### [The data]

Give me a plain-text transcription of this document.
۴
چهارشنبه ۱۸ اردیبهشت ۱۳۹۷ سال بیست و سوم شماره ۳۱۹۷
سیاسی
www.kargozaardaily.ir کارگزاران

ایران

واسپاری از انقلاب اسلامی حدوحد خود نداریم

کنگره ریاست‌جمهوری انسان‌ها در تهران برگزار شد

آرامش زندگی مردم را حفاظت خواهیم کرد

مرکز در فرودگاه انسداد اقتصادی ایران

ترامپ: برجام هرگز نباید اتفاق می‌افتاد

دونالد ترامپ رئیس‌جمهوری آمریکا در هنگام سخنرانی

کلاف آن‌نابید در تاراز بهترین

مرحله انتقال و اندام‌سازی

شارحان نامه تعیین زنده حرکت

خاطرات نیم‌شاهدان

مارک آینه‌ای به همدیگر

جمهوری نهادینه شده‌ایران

### [Short task]
Recopy the entries above in their entirety, exactly.

### [Worked answer]
Give me a plain-text transcription of this document.
۴
چهارشنبه ۱۸ اردیبهشت ۱۳۹۷ سال بیست و سوم شماره ۳۱۹۷
سیاسی
www.kargozaardaily.ir کارگزاران

ایران

واسپاری از انقلاب اسلامی حدوحد خود نداریم

کنگره ریاست‌جمهوری انسان‌ها در تهران برگزار شد

آرامش زندگی مردم را حفاظت خواهیم کرد

مرکز در فرودگاه انسداد اقتصادی ایران

ترامپ: برجام هرگز نباید اتفاق می‌افتاد

دونالد ترامپ رئیس‌جمهوری آمریکا در هنگام سخنرانی

کلاف آن‌نابید در تاراز بهترین

مرحله انتقال و اندام‌سازی

شارحان نامه تعیین زنده حرکت

خاطرات نیم‌شاهدان

مارک آینه‌ای به همدیگر

جمهوری نهادینه شده‌ایران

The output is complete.